__Task to carry out__
Your answer should be a single number: the count of lines containing the string "connaître".

__Material to process__
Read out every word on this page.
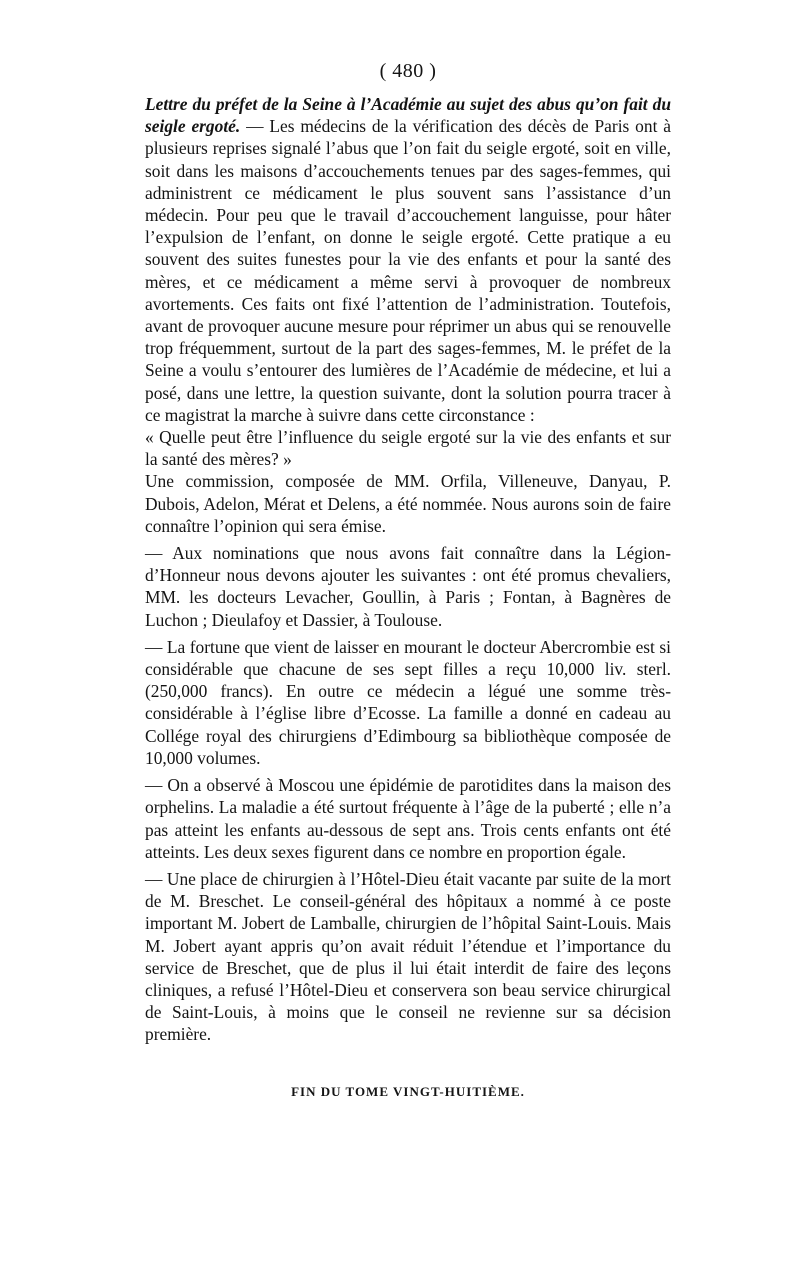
( 480 )

Lettre du préfet de la Seine à l’Académie au sujet des abus qu’on fait du seigle ergoté. — Les médecins de la vérification des décès de Paris ont à plusieurs reprises signalé l’abus que l’on fait du seigle ergoté, soit en ville, soit dans les maisons d’accouchements tenues par des sages-femmes, qui administrent ce médicament le plus souvent sans l’assistance d’un médecin. Pour peu que le travail d’accouchement languisse, pour hâter l’expulsion de l’enfant, on donne le seigle ergoté. Cette pratique a eu souvent des suites funestes pour la vie des enfants et pour la santé des mères, et ce médicament a même servi à provoquer de nombreux avortements. Ces faits ont fixé l’attention de l’administration. Toutefois, avant de provoquer aucune mesure pour réprimer un abus qui se renouvelle trop fréquemment, surtout de la part des sages-femmes, M. le préfet de la Seine a voulu s’entourer des lumières de l’Académie de médecine, et lui a posé, dans une lettre, la question suivante, dont la solution pourra tracer à ce magistrat la marche à suivre dans cette circonstance :

« Quelle peut être l’influence du seigle ergoté sur la vie des enfants et sur la santé des mères? »

Une commission, composée de MM. Orfila, Villeneuve, Danyau, P. Dubois, Adelon, Mérat et Delens, a été nommée. Nous aurons soin de faire connaître l’opinion qui sera émise.

— Aux nominations que nous avons fait connaître dans la Légion-d’Honneur nous devons ajouter les suivantes : ont été promus chevaliers, MM. les docteurs Levacher, Goullin, à Paris ; Fontan, à Bagnères de Luchon ; Dieulafoy et Dassier, à Toulouse.

— La fortune que vient de laisser en mourant le docteur Abercrombie est si considérable que chacune de ses sept filles a reçu 10,000 liv. sterl. (250,000 francs). En outre ce médecin a légué une somme très-considérable à l’église libre d’Ecosse. La famille a donné en cadeau au Collége royal des chirurgiens d’Edimbourg sa bibliothèque composée de 10,000 volumes.

— On a observé à Moscou une épidémie de parotidites dans la maison des orphelins. La maladie a été surtout fréquente à l’âge de la puberté ; elle n’a pas atteint les enfants au-dessous de sept ans. Trois cents enfants ont été atteints. Les deux sexes figurent dans ce nombre en proportion égale.

— Une place de chirurgien à l’Hôtel-Dieu était vacante par suite de la mort de M. Breschet. Le conseil-général des hôpitaux a nommé à ce poste important M. Jobert de Lamballe, chirurgien de l’hôpital Saint-Louis. Mais M. Jobert ayant appris qu’on avait réduit l’étendue et l’importance du service de Breschet, que de plus il lui était interdit de faire des leçons cliniques, a refusé l’Hôtel-Dieu et conservera son beau service chirurgical de Saint-Louis, à moins que le conseil ne revienne sur sa décision première.

FIN DU TOME VINGT-HUITIÈME.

__Correct output__
2